- **Job**
Go through the entries and say how many lines contain the string "上证指数". The number is the whole answer.

>>>

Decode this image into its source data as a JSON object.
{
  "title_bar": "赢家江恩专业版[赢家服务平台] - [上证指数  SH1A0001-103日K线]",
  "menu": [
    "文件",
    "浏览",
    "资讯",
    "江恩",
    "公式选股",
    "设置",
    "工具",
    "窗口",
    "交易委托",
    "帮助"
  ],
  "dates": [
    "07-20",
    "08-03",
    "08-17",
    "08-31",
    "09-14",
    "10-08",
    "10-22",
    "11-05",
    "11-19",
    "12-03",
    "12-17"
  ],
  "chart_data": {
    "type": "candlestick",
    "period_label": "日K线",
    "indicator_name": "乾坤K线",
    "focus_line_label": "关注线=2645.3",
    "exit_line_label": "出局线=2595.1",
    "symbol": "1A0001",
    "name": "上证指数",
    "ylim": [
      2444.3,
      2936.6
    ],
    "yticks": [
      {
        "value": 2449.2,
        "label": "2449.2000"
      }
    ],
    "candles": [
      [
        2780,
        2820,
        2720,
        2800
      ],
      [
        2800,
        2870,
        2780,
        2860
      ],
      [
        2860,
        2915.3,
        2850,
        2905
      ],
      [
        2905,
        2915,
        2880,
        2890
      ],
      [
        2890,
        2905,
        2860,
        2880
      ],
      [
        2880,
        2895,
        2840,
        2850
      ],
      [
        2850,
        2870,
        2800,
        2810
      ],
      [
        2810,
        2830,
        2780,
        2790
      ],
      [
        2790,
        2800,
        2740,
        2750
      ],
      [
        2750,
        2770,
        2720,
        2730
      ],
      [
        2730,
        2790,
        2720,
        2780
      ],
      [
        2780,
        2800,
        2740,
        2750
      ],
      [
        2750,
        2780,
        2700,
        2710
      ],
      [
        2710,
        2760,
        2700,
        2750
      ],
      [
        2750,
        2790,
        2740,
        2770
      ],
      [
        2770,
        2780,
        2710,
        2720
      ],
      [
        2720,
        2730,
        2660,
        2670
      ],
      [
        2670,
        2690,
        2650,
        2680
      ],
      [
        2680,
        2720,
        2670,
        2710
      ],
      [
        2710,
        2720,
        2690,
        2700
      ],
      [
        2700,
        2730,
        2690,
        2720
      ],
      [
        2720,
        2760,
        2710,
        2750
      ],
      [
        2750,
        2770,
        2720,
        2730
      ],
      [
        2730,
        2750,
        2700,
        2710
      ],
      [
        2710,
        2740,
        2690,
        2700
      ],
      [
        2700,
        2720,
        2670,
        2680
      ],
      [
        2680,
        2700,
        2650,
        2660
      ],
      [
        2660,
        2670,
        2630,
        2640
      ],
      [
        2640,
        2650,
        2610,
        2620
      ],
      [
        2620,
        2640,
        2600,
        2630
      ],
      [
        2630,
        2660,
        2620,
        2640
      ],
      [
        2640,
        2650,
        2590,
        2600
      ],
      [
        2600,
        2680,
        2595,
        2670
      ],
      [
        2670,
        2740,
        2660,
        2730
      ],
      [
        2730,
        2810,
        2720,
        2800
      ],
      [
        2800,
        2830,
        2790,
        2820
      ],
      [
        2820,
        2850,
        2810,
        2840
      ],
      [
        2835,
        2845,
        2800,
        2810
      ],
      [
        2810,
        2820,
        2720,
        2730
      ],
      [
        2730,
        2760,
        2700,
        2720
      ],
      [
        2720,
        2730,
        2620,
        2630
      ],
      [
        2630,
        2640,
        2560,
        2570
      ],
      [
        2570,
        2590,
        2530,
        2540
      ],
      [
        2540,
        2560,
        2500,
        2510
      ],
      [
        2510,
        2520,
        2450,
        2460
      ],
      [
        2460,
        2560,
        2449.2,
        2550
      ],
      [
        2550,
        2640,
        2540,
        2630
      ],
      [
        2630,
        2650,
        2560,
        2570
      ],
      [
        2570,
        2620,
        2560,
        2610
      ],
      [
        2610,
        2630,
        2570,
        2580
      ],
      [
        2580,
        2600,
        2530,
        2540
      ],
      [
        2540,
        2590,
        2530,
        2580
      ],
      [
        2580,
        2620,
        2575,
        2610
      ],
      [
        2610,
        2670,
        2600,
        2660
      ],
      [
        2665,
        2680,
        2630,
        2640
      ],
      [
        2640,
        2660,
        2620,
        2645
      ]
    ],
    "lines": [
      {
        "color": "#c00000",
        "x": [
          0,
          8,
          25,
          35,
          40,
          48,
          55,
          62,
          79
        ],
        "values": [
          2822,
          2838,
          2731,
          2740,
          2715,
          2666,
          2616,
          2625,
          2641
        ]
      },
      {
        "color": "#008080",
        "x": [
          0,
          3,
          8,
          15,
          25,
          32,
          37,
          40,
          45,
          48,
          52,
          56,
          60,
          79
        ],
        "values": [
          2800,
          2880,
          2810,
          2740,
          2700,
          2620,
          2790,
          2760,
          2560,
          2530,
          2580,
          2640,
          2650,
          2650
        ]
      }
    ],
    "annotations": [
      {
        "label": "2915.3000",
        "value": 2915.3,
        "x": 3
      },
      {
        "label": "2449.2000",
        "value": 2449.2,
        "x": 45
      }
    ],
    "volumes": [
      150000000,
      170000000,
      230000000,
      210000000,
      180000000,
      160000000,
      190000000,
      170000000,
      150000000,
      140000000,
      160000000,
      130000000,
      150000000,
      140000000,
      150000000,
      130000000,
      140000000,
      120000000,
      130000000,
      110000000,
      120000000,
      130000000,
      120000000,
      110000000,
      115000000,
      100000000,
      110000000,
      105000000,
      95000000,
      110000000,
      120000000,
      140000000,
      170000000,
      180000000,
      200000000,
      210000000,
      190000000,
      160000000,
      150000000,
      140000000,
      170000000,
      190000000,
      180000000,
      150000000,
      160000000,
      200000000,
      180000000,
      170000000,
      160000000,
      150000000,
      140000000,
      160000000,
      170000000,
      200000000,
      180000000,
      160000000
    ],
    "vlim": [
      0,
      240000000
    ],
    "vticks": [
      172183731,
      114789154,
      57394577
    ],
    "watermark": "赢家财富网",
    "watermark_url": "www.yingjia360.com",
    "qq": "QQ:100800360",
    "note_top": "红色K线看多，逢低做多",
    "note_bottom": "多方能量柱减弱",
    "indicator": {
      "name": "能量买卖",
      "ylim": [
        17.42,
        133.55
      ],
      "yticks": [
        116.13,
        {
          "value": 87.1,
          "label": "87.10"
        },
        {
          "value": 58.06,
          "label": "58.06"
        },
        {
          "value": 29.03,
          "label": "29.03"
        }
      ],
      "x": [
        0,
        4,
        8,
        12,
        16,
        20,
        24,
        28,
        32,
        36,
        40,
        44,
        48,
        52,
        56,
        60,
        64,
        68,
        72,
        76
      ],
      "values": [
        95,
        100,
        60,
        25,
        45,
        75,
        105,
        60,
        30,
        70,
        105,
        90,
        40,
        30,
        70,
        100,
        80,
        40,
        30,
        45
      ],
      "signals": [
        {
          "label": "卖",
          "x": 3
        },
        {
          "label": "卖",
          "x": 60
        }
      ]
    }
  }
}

<<<

- **Finished exercise**
2